━━ Supplied data ━━
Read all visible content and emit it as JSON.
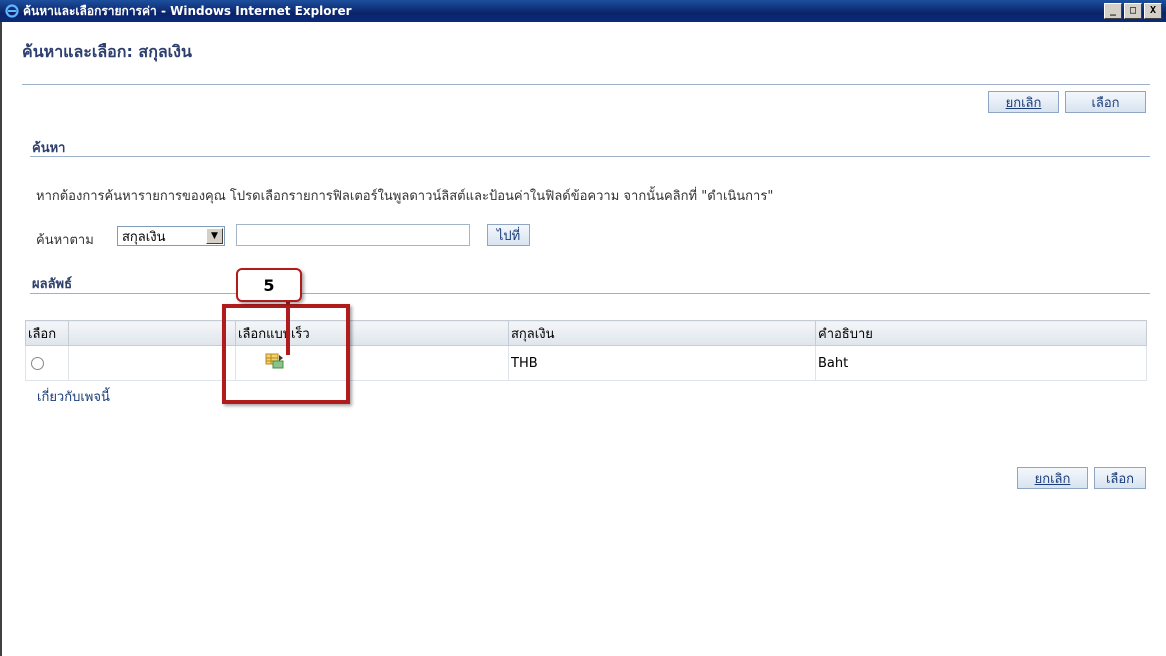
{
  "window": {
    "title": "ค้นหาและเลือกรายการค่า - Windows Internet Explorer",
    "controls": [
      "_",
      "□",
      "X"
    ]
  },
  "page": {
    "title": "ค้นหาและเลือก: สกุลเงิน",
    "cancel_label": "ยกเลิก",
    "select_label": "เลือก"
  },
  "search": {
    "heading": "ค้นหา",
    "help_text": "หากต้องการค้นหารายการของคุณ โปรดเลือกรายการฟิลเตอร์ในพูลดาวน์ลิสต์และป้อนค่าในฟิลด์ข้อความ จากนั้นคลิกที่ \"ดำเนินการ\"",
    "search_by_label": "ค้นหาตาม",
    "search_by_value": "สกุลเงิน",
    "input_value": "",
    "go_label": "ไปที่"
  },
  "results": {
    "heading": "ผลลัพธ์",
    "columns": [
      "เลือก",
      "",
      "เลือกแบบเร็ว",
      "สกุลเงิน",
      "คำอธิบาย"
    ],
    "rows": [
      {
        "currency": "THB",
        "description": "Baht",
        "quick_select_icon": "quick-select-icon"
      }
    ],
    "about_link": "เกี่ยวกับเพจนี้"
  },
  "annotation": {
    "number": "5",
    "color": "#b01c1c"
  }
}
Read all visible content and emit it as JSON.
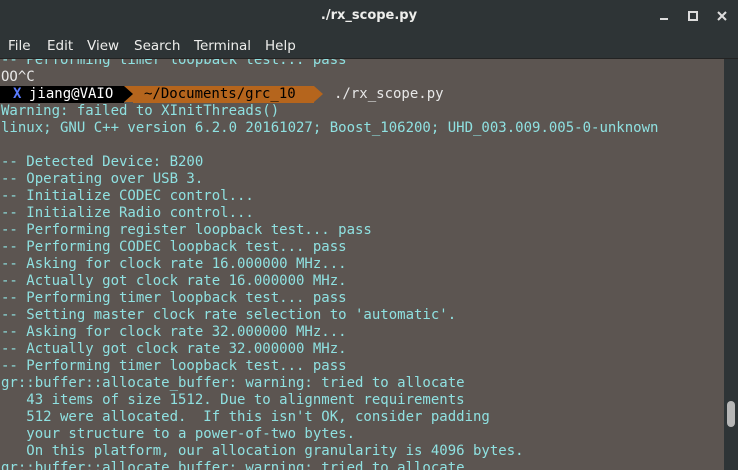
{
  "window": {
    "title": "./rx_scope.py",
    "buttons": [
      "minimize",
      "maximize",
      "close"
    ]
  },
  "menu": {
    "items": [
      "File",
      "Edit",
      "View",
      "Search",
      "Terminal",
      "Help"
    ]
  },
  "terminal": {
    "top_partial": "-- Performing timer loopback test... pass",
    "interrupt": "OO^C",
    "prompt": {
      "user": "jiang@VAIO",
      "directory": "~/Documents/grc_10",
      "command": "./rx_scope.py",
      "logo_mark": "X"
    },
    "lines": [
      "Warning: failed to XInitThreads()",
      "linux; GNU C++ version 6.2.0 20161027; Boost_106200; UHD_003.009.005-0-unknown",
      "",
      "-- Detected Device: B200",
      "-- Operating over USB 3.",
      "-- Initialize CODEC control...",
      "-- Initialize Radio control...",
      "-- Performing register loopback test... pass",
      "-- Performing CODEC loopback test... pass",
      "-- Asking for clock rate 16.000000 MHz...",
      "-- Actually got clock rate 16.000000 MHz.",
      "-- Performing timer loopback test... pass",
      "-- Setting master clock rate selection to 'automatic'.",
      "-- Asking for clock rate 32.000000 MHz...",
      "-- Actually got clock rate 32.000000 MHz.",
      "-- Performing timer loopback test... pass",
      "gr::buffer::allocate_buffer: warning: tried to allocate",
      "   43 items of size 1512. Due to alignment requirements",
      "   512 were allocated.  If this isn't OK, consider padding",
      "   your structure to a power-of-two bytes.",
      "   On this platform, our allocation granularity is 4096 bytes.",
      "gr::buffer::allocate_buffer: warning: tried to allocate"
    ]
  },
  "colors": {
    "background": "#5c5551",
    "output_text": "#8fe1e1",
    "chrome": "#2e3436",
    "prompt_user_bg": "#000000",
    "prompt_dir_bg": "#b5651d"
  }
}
━━━
Set problem
Which lines hold the word "CODEC"? Copy each of them from the records.

The solution
      "-- Initialize CODEC control...",
      "-- Performing CODEC loopback test... pass",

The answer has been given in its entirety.